Données fournies:
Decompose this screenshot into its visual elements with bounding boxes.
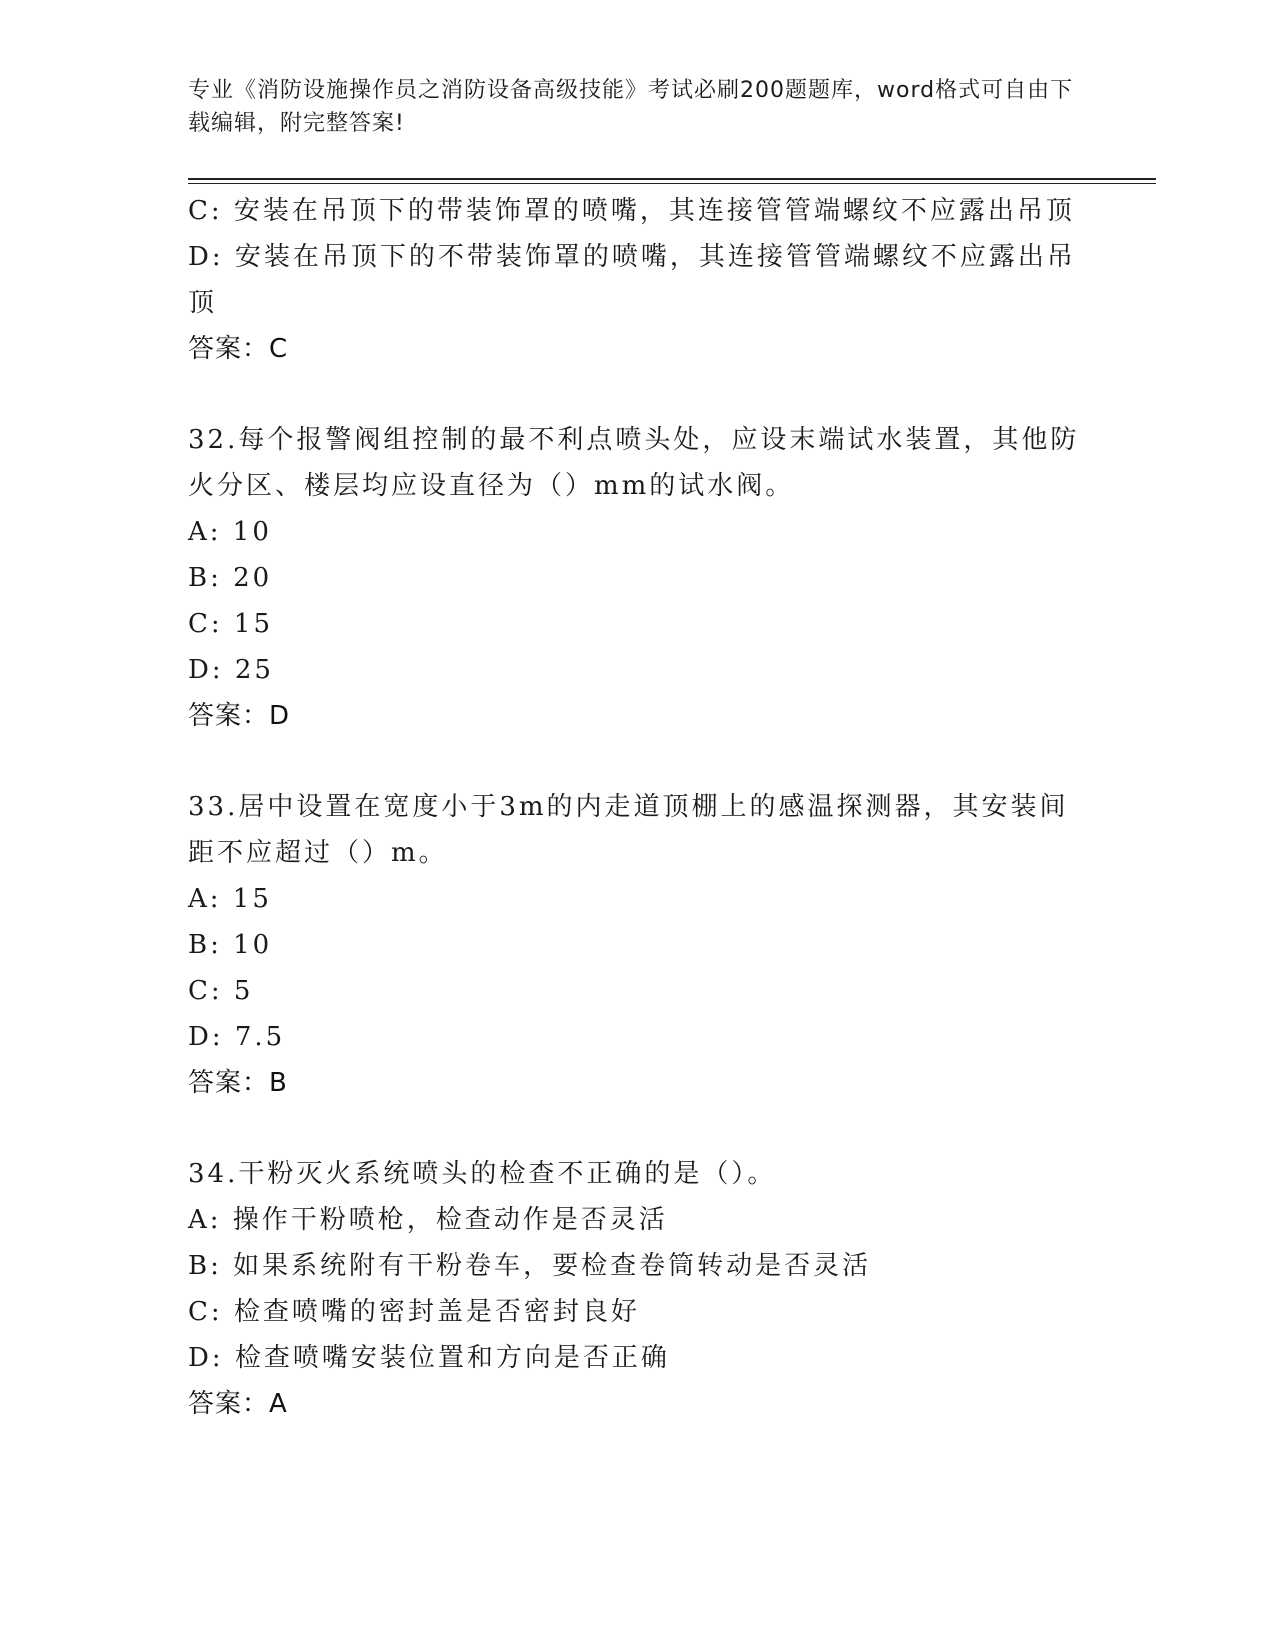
==
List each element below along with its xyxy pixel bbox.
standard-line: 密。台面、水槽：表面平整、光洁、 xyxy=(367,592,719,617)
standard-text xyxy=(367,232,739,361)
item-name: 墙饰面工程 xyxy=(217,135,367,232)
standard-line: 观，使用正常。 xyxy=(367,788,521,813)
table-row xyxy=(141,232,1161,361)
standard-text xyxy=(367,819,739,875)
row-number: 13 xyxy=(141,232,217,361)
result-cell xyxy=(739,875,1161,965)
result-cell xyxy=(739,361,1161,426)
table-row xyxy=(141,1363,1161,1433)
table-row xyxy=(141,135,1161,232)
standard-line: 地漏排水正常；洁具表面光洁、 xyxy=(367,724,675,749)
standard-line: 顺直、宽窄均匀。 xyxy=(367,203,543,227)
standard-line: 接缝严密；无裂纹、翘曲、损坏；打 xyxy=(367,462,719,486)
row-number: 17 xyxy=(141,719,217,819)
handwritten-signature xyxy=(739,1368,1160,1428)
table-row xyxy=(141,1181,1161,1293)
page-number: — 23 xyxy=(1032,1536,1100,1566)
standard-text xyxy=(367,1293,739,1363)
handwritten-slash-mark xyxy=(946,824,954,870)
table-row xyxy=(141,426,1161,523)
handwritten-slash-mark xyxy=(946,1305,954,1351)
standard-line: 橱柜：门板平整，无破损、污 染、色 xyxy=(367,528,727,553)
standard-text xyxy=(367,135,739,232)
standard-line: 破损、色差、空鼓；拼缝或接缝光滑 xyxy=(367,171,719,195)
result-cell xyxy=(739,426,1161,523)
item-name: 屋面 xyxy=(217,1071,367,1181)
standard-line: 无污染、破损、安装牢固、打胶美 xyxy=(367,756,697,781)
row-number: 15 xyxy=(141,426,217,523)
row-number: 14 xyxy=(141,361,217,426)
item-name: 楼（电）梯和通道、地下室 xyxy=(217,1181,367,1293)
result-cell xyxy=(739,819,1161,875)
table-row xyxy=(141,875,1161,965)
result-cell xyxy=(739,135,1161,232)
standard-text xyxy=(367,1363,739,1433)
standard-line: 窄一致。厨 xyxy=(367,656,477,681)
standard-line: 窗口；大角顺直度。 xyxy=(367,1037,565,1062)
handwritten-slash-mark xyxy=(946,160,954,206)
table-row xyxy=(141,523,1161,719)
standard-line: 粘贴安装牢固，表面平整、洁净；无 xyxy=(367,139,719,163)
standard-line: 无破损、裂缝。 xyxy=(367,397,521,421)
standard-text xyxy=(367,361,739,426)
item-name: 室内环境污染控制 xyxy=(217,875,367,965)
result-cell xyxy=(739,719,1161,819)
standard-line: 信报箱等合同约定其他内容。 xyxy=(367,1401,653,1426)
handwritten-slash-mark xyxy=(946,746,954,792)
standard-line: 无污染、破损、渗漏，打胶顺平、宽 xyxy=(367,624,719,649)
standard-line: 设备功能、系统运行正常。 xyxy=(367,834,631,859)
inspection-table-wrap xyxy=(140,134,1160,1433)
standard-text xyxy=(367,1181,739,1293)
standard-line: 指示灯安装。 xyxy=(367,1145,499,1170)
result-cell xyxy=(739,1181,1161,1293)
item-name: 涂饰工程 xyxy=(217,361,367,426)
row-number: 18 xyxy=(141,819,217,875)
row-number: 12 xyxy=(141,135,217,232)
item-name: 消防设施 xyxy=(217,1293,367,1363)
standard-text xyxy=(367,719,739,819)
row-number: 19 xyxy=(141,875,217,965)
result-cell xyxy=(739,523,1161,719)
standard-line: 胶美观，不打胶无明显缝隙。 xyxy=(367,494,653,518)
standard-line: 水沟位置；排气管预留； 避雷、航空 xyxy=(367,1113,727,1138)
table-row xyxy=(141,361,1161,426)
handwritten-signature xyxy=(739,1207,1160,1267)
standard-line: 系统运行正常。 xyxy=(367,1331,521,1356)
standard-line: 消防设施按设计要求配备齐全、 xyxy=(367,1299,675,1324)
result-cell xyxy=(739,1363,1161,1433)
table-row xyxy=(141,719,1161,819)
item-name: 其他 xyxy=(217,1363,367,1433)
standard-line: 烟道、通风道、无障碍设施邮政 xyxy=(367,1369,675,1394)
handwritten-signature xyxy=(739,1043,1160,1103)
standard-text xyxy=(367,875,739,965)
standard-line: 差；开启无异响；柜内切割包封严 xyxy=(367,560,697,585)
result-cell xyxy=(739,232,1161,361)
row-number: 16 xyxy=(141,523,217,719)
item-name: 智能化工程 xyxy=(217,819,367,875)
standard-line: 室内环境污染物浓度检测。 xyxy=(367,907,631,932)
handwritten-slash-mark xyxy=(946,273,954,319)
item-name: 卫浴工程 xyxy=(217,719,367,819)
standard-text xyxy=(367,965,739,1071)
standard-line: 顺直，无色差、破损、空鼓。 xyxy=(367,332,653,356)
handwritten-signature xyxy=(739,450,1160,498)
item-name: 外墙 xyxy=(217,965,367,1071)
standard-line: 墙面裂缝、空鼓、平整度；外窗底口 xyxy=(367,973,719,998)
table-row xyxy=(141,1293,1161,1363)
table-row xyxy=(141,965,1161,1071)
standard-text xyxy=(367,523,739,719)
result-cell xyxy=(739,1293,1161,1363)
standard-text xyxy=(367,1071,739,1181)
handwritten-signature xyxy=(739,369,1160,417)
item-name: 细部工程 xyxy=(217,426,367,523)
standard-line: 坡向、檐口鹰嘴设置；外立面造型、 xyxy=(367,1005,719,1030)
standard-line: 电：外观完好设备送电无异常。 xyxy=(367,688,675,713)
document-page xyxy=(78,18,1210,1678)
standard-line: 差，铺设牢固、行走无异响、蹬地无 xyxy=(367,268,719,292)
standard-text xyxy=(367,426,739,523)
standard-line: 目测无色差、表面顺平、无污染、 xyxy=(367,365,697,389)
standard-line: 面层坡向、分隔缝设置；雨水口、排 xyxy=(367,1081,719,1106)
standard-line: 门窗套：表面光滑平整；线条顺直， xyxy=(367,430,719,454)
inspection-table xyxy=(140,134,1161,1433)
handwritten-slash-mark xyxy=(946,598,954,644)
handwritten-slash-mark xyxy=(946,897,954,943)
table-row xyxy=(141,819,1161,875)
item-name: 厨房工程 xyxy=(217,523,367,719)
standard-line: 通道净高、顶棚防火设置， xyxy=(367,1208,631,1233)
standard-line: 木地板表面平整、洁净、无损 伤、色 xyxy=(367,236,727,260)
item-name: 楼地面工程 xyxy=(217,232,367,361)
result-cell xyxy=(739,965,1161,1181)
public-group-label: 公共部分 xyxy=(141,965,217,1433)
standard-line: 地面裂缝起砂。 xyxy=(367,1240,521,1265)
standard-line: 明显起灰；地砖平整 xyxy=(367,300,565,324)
...
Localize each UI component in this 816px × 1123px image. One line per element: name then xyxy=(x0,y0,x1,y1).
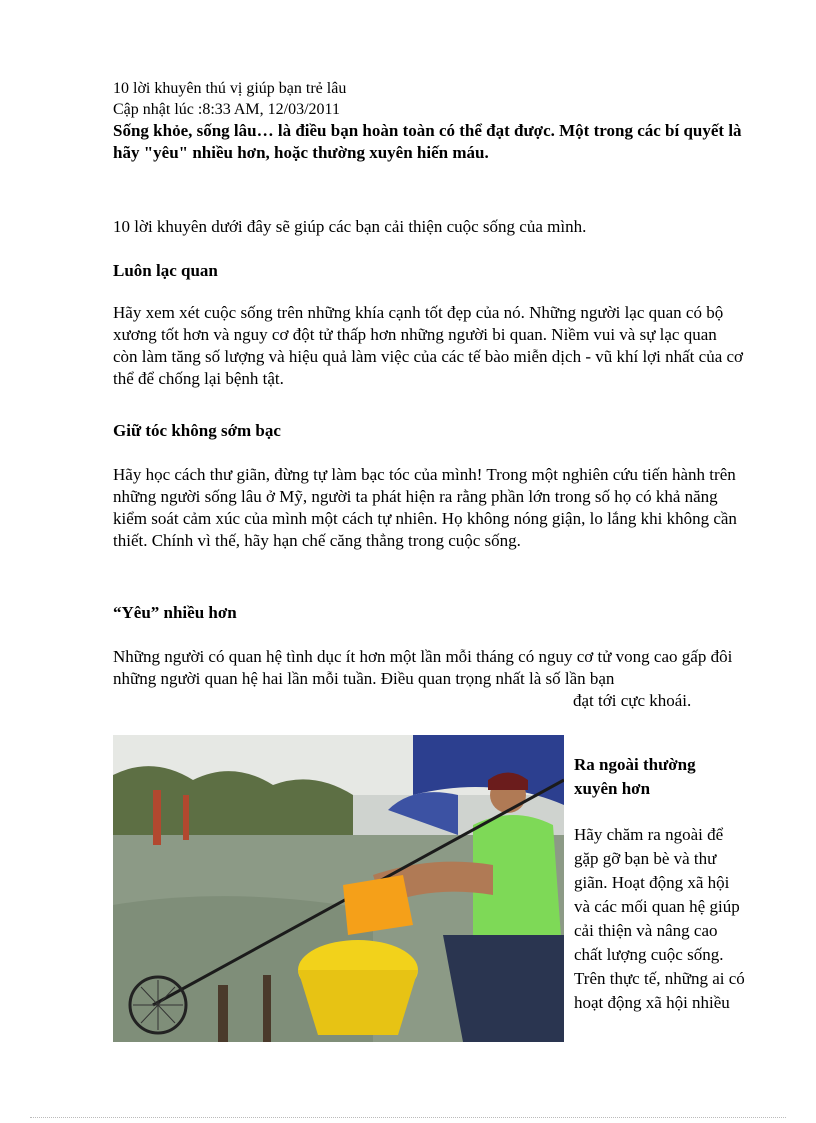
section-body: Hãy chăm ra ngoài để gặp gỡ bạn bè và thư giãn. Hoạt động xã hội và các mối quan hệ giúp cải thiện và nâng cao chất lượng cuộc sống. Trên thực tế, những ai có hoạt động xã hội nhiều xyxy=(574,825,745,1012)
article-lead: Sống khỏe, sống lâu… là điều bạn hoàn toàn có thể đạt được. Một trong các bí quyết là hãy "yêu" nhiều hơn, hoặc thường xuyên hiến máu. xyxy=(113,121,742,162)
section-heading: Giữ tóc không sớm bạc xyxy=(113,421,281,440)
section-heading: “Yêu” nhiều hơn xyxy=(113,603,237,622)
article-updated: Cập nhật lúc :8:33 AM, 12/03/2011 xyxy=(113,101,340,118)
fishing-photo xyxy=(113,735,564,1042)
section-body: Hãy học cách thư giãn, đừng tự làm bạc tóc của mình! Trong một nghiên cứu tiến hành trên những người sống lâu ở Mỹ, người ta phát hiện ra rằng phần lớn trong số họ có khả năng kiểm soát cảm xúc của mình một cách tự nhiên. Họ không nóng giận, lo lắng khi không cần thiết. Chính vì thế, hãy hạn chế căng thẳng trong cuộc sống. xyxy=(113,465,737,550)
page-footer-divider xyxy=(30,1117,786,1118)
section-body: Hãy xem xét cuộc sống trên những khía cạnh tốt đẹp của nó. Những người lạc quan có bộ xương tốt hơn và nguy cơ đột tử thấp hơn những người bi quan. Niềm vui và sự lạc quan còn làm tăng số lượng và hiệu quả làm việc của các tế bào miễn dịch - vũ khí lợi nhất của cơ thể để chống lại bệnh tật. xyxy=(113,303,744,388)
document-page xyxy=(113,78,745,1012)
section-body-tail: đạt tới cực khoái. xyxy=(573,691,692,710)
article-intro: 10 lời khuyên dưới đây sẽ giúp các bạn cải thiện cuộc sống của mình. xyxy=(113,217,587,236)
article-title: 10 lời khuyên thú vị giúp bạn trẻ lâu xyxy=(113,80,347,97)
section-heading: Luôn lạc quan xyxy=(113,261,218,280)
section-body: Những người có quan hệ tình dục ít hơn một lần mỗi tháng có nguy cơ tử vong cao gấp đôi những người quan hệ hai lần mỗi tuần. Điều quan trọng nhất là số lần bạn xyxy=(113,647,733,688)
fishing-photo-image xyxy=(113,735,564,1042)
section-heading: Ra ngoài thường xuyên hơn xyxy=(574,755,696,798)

Votre objectif: Renommez « standard-line » en « text-line » dans les entrées. Commencez à la ligne qui contient « List each element » et arrêtez-vous après celle qui contient « table-row xyxy=(141,232,1161,361) », puis réécrivez ces lignes sans rien modifier d'autre.

Solution détaillée:
List each element below along with its xyxy pixel bbox.
text-line: 密。台面、水槽：表面平整、光洁、 xyxy=(367,592,719,617)
standard-text xyxy=(367,232,739,361)
item-name: 墙饰面工程 xyxy=(217,135,367,232)
text-line: 观，使用正常。 xyxy=(367,788,521,813)
table-row xyxy=(141,232,1161,361)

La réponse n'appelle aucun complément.